Dataset excerpts:
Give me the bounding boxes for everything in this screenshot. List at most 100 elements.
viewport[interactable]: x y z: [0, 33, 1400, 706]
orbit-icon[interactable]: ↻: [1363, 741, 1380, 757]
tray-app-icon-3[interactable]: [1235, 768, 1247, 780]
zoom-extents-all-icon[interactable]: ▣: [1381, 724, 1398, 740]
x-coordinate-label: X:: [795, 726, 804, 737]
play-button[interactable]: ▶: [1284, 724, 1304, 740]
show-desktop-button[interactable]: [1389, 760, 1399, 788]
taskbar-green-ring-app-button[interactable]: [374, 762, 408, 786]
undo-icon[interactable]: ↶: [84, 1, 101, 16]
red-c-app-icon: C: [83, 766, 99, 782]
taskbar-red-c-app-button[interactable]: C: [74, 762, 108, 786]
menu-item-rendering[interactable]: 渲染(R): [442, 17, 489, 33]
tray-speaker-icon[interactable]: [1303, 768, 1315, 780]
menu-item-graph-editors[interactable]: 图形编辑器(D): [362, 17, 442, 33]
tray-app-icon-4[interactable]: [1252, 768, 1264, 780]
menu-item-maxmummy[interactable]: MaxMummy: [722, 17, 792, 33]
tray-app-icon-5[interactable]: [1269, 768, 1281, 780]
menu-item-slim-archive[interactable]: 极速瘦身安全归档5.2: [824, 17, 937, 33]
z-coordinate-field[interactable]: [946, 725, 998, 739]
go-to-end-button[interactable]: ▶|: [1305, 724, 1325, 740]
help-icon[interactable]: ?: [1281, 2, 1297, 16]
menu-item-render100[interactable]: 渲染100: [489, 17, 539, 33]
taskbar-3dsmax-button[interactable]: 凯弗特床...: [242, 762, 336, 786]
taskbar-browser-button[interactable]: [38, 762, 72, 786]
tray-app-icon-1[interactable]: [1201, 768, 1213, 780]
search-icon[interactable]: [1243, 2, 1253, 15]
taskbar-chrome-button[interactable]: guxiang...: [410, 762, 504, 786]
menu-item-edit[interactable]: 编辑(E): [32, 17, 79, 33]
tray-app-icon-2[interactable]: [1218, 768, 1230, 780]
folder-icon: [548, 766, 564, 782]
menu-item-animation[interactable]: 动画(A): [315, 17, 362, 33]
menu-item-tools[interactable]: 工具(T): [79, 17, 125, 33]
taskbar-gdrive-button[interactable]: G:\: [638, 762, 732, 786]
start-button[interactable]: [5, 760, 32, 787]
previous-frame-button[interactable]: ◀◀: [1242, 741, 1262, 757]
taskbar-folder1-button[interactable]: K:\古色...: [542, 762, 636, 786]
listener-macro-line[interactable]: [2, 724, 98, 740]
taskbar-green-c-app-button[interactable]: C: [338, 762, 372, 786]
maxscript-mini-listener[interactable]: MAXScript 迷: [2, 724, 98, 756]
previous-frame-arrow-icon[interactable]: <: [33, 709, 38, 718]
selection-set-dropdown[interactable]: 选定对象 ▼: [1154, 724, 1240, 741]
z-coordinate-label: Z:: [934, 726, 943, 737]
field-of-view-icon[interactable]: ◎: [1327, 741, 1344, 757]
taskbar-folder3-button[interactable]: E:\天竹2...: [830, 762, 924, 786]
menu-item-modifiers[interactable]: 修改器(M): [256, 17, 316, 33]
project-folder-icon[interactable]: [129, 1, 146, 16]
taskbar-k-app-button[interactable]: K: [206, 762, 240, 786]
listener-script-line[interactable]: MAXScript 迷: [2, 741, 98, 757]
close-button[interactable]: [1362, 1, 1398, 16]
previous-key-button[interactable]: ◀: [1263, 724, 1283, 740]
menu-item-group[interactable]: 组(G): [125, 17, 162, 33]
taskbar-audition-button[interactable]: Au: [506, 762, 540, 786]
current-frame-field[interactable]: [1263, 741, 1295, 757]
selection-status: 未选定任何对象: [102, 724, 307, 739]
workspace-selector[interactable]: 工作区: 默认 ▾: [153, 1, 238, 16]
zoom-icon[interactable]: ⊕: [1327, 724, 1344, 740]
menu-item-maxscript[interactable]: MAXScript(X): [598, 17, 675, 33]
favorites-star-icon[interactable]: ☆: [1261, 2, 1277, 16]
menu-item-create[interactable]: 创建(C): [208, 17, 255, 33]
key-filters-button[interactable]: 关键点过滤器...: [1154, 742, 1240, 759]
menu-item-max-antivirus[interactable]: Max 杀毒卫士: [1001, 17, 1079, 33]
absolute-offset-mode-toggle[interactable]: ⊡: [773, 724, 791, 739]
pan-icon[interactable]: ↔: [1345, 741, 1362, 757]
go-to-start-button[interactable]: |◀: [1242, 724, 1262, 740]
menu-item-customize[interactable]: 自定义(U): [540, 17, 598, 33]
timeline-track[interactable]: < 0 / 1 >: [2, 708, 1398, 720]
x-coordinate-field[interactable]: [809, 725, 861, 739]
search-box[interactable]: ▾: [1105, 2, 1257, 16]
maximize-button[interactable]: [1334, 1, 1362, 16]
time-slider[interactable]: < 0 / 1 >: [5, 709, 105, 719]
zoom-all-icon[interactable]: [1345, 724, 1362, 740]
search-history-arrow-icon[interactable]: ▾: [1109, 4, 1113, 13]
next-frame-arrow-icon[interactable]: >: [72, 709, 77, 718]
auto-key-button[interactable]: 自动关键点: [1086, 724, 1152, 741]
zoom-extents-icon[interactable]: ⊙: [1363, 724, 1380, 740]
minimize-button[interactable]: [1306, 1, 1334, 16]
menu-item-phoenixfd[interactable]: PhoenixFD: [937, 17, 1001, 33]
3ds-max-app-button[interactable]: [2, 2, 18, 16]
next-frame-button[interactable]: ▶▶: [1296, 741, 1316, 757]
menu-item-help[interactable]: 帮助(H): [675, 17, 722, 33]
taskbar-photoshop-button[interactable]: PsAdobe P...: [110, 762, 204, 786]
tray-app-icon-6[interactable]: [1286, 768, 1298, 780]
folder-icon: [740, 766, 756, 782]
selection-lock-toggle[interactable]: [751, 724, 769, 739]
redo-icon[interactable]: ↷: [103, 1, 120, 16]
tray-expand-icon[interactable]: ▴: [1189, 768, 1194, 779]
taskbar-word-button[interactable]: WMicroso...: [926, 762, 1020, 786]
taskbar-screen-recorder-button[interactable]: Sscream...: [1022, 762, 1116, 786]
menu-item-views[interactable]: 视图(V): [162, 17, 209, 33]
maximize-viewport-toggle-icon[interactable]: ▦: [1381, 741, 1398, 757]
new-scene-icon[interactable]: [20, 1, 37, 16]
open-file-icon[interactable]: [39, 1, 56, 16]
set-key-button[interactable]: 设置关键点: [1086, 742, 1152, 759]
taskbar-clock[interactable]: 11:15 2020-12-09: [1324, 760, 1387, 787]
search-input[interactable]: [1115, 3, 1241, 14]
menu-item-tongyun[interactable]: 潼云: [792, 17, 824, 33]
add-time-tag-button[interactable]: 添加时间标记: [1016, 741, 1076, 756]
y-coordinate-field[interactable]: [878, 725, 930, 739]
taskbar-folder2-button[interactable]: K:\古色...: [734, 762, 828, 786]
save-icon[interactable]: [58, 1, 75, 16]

AIM OF THE EXERCISE>
The output is every entry, printed exactly as it reads.

RESPONSE BELOW>
Give me the bounding boxes for everything in this screenshot. List at most 100 elements.
viewport[interactable]: x y z: [0, 33, 1400, 706]
orbit-icon[interactable]: ↻: [1363, 741, 1380, 757]
tray-app-icon-3[interactable]: [1235, 768, 1247, 780]
zoom-extents-all-icon[interactable]: ▣: [1381, 724, 1398, 740]
x-coordinate-label: X:: [795, 726, 804, 737]
play-button[interactable]: ▶: [1284, 724, 1304, 740]
show-desktop-button[interactable]: [1389, 760, 1399, 788]
taskbar-green-ring-app-button[interactable]: [374, 762, 408, 786]
undo-icon[interactable]: ↶: [84, 1, 101, 16]
red-c-app-icon: C: [83, 766, 99, 782]
taskbar-red-c-app-button[interactable]: C: [74, 762, 108, 786]
menu-item-rendering[interactable]: 渲染(R): [442, 17, 489, 33]
tray-speaker-icon[interactable]: [1303, 768, 1315, 780]
menu-item-graph-editors[interactable]: 图形编辑器(D): [362, 17, 442, 33]
tray-app-icon-4[interactable]: [1252, 768, 1264, 780]
menu-item-maxmummy[interactable]: MaxMummy: [722, 17, 792, 33]
tray-app-icon-5[interactable]: [1269, 768, 1281, 780]
menu-item-slim-archive[interactable]: 极速瘦身安全归档5.2: [824, 17, 937, 33]
z-coordinate-field[interactable]: [946, 725, 998, 739]
go-to-end-button[interactable]: ▶|: [1305, 724, 1325, 740]
help-icon[interactable]: ?: [1281, 2, 1297, 16]
menu-item-render100[interactable]: 渲染100: [489, 17, 539, 33]
taskbar-3dsmax-button[interactable]: 凯弗特床...: [242, 762, 336, 786]
taskbar-browser-button[interactable]: [38, 762, 72, 786]
tray-app-icon-1[interactable]: [1201, 768, 1213, 780]
search-icon[interactable]: [1243, 2, 1253, 15]
taskbar-chrome-button[interactable]: guxiang...: [410, 762, 504, 786]
menu-item-edit[interactable]: 编辑(E): [32, 17, 79, 33]
tray-app-icon-2[interactable]: [1218, 768, 1230, 780]
folder-icon: [548, 766, 564, 782]
menu-item-animation[interactable]: 动画(A): [315, 17, 362, 33]
menu-item-tools[interactable]: 工具(T): [79, 17, 125, 33]
taskbar-gdrive-button[interactable]: G:\: [638, 762, 732, 786]
start-button[interactable]: [5, 760, 32, 787]
previous-frame-button[interactable]: ◀◀: [1242, 741, 1262, 757]
taskbar-folder1-button[interactable]: K:\古色...: [542, 762, 636, 786]
listener-macro-line[interactable]: [2, 724, 98, 740]
taskbar-green-c-app-button[interactable]: C: [338, 762, 372, 786]
maxscript-mini-listener[interactable]: MAXScript 迷: [2, 724, 98, 756]
previous-frame-arrow-icon[interactable]: <: [33, 709, 38, 718]
selection-set-dropdown[interactable]: 选定对象 ▼: [1154, 724, 1240, 741]
z-coordinate-label: Z:: [934, 726, 943, 737]
field-of-view-icon[interactable]: ◎: [1327, 741, 1344, 757]
taskbar-folder3-button[interactable]: E:\天竹2...: [830, 762, 924, 786]
menu-item-modifiers[interactable]: 修改器(M): [256, 17, 316, 33]
project-folder-icon[interactable]: [129, 1, 146, 16]
taskbar-k-app-button[interactable]: K: [206, 762, 240, 786]
listener-script-line[interactable]: MAXScript 迷: [2, 741, 98, 757]
close-button[interactable]: [1362, 1, 1398, 16]
previous-key-button[interactable]: ◀: [1263, 724, 1283, 740]
menu-item-group[interactable]: 组(G): [125, 17, 162, 33]
taskbar-audition-button[interactable]: Au: [506, 762, 540, 786]
current-frame-field[interactable]: [1263, 741, 1295, 757]
selection-status: 未选定任何对象: [102, 724, 307, 739]
workspace-selector[interactable]: 工作区: 默认 ▾: [153, 1, 238, 16]
zoom-icon[interactable]: ⊕: [1327, 724, 1344, 740]
menu-item-maxscript[interactable]: MAXScript(X): [598, 17, 675, 33]
favorites-star-icon[interactable]: ☆: [1261, 2, 1277, 16]
menu-item-create[interactable]: 创建(C): [208, 17, 255, 33]
key-filters-button[interactable]: 关键点过滤器...: [1154, 742, 1240, 759]
menu-item-max-antivirus[interactable]: Max 杀毒卫士: [1001, 17, 1079, 33]
absolute-offset-mode-toggle[interactable]: ⊡: [773, 724, 791, 739]
pan-icon[interactable]: ↔: [1345, 741, 1362, 757]
go-to-start-button[interactable]: |◀: [1242, 724, 1262, 740]
menu-item-customize[interactable]: 自定义(U): [540, 17, 598, 33]
timeline-track[interactable]: < 0 / 1 >: [2, 708, 1398, 720]
x-coordinate-field[interactable]: [809, 725, 861, 739]
search-box[interactable]: ▾: [1105, 2, 1257, 16]
maximize-button[interactable]: [1334, 1, 1362, 16]
time-slider[interactable]: < 0 / 1 >: [5, 709, 105, 719]
zoom-all-icon[interactable]: [1345, 724, 1362, 740]
search-history-arrow-icon[interactable]: ▾: [1109, 4, 1113, 13]
next-frame-arrow-icon[interactable]: >: [72, 709, 77, 718]
auto-key-button[interactable]: 自动关键点: [1086, 724, 1152, 741]
zoom-extents-icon[interactable]: ⊙: [1363, 724, 1380, 740]
minimize-button[interactable]: [1306, 1, 1334, 16]
menu-item-phoenixfd[interactable]: PhoenixFD: [937, 17, 1001, 33]
3ds-max-app-button[interactable]: [2, 2, 18, 16]
next-frame-button[interactable]: ▶▶: [1296, 741, 1316, 757]
menu-item-help[interactable]: 帮助(H): [675, 17, 722, 33]
taskbar-photoshop-button[interactable]: PsAdobe P...: [110, 762, 204, 786]
tray-app-icon-6[interactable]: [1286, 768, 1298, 780]
folder-icon: [740, 766, 756, 782]
selection-lock-toggle[interactable]: [751, 724, 769, 739]
redo-icon[interactable]: ↷: [103, 1, 120, 16]
tray-expand-icon[interactable]: ▴: [1189, 768, 1194, 779]
taskbar-word-button[interactable]: WMicroso...: [926, 762, 1020, 786]
taskbar-screen-recorder-button[interactable]: Sscream...: [1022, 762, 1116, 786]
menu-item-views[interactable]: 视图(V): [162, 17, 209, 33]
maximize-viewport-toggle-icon[interactable]: ▦: [1381, 741, 1398, 757]
new-scene-icon[interactable]: [20, 1, 37, 16]
open-file-icon[interactable]: [39, 1, 56, 16]
set-key-button[interactable]: 设置关键点: [1086, 742, 1152, 759]
taskbar-clock[interactable]: 11:15 2020-12-09: [1324, 760, 1387, 787]
search-input[interactable]: [1115, 3, 1241, 14]
menu-item-tongyun[interactable]: 潼云: [792, 17, 824, 33]
add-time-tag-button[interactable]: 添加时间标记: [1016, 741, 1076, 756]
y-coordinate-field[interactable]: [878, 725, 930, 739]
taskbar-folder2-button[interactable]: K:\古色...: [734, 762, 828, 786]
save-icon[interactable]: [58, 1, 75, 16]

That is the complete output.